━━ Texte extrait ━━

Fortuné Layraud, Ruines du mont Palatin, Vue des fouilles de la maison de Livie. Peinture sur toile, 85 × 133 cm. Paris, École nationale supérieure des beaux‑arts, don de Napoléon III.

Fortuné Layraud, Ruines du mont Palatin, Vue des fouilles de la maison de Livie. Peinture sur toile, 85 × 133 cm. Paris, École nationale supérieure des beaux‑arts, don de Napoléon III. © Beaux‑Arts de Paris, Dist. RMN‑Grand Palais / image Beauxarts de Paris / SP

Lorsqu’en septembre 1870 le gouvernement provisoire pénètre dans le cabinet de l’Empereur aux Tuileries, il fait l’étonnante découverte d’un grand meuble intitulé « Jules César », composé de casiers soigneusement étiquetés « Alésia », « Gergovie », « Uxellodunum », « Alexandrie »… Napoléon III y avait rassemblé les documents nécessaires à la rédaction d’une imposante histoire du conquérant romain devenu imperator, auquel il s’identifiait. Pour documenter cette épopée, il avait engagé un ambitieux programme de fouilles en France, en Italie et tout autour du bassin méditerranéen. Le musée d’Archéologie nationale, créé en 1867 par cet empereur archéologue, se penche sur cette formidable aventure scientifique, à l’origine de la discipline que nous connaissons aujourd’hui. Parmi les grandes opérations de fouilles lancées par l’empereur, trois sites ont particulièrement marqué l’histoire de la discipline en France. Ils concernent tous la guerre des Gaules.

━━━

Selon le texte extrait, en quelle année le musée d'Archéologie nationale a-t-il été créé ? Vous n'avez pas besoin de la liste.

━━ Extraits de données ━━

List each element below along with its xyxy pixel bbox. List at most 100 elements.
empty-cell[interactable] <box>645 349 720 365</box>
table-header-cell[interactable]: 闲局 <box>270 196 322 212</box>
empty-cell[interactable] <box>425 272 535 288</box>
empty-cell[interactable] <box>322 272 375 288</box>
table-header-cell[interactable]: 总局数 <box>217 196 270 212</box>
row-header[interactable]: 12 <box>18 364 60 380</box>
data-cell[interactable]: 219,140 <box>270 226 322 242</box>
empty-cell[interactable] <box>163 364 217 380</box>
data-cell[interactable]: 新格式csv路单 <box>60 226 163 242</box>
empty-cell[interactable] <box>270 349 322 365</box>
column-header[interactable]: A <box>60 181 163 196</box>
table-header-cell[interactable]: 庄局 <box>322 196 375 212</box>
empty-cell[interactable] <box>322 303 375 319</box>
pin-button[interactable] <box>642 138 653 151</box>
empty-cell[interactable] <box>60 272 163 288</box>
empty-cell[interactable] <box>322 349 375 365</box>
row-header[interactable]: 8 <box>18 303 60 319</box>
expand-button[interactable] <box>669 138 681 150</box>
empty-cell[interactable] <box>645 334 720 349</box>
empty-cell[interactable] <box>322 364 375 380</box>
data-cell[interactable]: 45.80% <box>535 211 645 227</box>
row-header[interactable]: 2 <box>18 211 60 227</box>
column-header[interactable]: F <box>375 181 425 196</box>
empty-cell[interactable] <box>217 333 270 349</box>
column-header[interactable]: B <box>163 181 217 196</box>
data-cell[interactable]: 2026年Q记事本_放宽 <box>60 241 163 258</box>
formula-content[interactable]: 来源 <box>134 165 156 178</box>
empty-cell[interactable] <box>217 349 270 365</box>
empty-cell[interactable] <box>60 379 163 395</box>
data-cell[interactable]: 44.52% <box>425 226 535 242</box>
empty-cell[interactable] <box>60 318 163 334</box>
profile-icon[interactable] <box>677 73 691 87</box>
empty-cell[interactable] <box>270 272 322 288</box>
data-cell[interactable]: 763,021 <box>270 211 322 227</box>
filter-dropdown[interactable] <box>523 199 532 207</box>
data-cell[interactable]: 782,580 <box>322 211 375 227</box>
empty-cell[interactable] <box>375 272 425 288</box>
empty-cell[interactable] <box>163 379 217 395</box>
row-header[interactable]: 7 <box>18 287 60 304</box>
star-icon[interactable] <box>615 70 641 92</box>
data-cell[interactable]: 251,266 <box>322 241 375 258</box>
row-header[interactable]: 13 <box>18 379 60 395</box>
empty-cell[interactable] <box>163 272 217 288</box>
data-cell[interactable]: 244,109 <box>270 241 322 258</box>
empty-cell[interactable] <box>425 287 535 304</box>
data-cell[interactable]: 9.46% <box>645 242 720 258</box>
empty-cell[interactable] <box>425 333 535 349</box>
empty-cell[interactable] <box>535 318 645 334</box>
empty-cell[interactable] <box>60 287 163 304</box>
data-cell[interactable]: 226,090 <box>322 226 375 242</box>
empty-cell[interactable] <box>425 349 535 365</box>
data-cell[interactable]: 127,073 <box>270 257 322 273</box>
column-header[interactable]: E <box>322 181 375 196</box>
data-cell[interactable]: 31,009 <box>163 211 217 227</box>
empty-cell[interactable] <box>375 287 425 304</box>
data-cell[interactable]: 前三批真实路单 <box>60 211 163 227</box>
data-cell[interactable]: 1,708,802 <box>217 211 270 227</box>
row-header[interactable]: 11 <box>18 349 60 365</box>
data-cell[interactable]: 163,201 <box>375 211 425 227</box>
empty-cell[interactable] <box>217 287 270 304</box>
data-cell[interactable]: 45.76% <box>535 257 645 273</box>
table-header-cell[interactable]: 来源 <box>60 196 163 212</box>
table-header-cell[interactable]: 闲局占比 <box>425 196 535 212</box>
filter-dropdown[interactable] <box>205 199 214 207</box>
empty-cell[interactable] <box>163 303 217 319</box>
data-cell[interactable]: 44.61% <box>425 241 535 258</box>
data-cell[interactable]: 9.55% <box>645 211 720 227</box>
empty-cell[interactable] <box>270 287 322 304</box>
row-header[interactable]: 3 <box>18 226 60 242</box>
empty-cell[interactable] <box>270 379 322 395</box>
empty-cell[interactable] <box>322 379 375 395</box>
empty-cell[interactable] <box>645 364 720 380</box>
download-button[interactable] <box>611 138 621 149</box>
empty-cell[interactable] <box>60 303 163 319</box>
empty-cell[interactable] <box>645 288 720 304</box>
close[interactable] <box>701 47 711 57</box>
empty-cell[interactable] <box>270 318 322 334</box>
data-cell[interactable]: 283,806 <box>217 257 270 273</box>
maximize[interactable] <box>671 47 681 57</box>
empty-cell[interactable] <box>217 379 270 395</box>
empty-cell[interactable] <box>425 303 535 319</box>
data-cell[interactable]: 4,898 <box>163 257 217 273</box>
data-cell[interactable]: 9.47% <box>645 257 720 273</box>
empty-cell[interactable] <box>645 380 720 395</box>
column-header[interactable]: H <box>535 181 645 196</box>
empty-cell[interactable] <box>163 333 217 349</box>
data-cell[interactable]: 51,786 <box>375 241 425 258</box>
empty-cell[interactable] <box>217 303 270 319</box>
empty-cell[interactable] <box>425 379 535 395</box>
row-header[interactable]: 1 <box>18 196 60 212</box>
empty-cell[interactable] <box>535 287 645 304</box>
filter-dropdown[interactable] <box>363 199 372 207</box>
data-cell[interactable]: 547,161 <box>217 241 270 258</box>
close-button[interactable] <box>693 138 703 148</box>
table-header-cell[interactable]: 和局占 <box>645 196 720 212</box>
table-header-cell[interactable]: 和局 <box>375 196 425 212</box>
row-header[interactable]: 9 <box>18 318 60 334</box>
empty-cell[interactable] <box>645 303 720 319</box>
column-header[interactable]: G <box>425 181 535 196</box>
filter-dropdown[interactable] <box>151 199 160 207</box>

━━━

_Bonne réponse_
En 1867.